● Given exercise
Give all of the lines again exactly as they read.

(Records from a data source)
-*-*-
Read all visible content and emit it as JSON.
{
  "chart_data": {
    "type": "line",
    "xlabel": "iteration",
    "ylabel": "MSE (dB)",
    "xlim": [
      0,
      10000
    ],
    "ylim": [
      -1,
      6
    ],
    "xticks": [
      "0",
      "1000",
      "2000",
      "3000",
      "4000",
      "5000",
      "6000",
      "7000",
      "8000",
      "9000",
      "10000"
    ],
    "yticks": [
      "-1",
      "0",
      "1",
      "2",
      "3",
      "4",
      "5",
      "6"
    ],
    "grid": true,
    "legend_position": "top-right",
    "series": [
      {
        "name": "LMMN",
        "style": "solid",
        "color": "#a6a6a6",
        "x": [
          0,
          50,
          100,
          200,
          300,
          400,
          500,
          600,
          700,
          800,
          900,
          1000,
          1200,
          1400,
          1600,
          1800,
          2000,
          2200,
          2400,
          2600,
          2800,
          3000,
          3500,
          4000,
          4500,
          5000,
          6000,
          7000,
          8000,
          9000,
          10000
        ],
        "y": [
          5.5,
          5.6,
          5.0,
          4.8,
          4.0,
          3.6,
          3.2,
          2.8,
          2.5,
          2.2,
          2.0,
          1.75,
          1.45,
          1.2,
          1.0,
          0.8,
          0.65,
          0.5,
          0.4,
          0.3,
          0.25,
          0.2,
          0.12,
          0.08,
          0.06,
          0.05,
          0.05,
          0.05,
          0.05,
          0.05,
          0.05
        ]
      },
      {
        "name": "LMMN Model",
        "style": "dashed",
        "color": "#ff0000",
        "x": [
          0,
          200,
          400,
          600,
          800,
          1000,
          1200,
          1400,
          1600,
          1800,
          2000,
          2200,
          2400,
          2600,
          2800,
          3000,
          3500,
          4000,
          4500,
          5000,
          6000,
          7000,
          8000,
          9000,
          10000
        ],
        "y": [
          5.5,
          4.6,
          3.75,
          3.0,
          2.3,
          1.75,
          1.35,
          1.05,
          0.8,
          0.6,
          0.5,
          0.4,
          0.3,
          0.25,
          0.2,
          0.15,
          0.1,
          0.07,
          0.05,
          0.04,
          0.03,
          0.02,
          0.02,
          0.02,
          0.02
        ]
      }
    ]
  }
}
-*-*-
● Complete answer
Read all visible content and emit it as JSON.
{
  "chart_data": {
    "type": "line",
    "xlabel": "iteration",
    "ylabel": "MSE (dB)",
    "xlim": [
      0,
      10000
    ],
    "ylim": [
      -1,
      6
    ],
    "xticks": [
      "0",
      "1000",
      "2000",
      "3000",
      "4000",
      "5000",
      "6000",
      "7000",
      "8000",
      "9000",
      "10000"
    ],
    "yticks": [
      "-1",
      "0",
      "1",
      "2",
      "3",
      "4",
      "5",
      "6"
    ],
    "grid": true,
    "legend_position": "top-right",
    "series": [
      {
        "name": "LMMN",
        "style": "solid",
        "color": "#a6a6a6",
        "x": [
          0,
          50,
          100,
          200,
          300,
          400,
          500,
          600,
          700,
          800,
          900,
          1000,
          1200,
          1400,
          1600,
          1800,
          2000,
          2200,
          2400,
          2600,
          2800,
          3000,
          3500,
          4000,
          4500,
          5000,
          6000,
          7000,
          8000,
          9000,
          10000
        ],
        "y": [
          5.5,
          5.6,
          5.0,
          4.8,
          4.0,
          3.6,
          3.2,
          2.8,
          2.5,
          2.2,
          2.0,
          1.75,
          1.45,
          1.2,
          1.0,
          0.8,
          0.65,
          0.5,
          0.4,
          0.3,
          0.25,
          0.2,
          0.12,
          0.08,
          0.06,
          0.05,
          0.05,
          0.05,
          0.05,
          0.05,
          0.05
        ]
      },
      {
        "name": "LMMN Model",
        "style": "dashed",
        "color": "#ff0000",
        "x": [
          0,
          200,
          400,
          600,
          800,
          1000,
          1200,
          1400,
          1600,
          1800,
          2000,
          2200,
          2400,
          2600,
          2800,
          3000,
          3500,
          4000,
          4500,
          5000,
          6000,
          7000,
          8000,
          9000,
          10000
        ],
        "y": [
          5.5,
          4.6,
          3.75,
          3.0,
          2.3,
          1.75,
          1.35,
          1.05,
          0.8,
          0.6,
          0.5,
          0.4,
          0.3,
          0.25,
          0.2,
          0.15,
          0.1,
          0.07,
          0.05,
          0.04,
          0.03,
          0.02,
          0.02,
          0.02,
          0.02
        ]
      }
    ]
  }
}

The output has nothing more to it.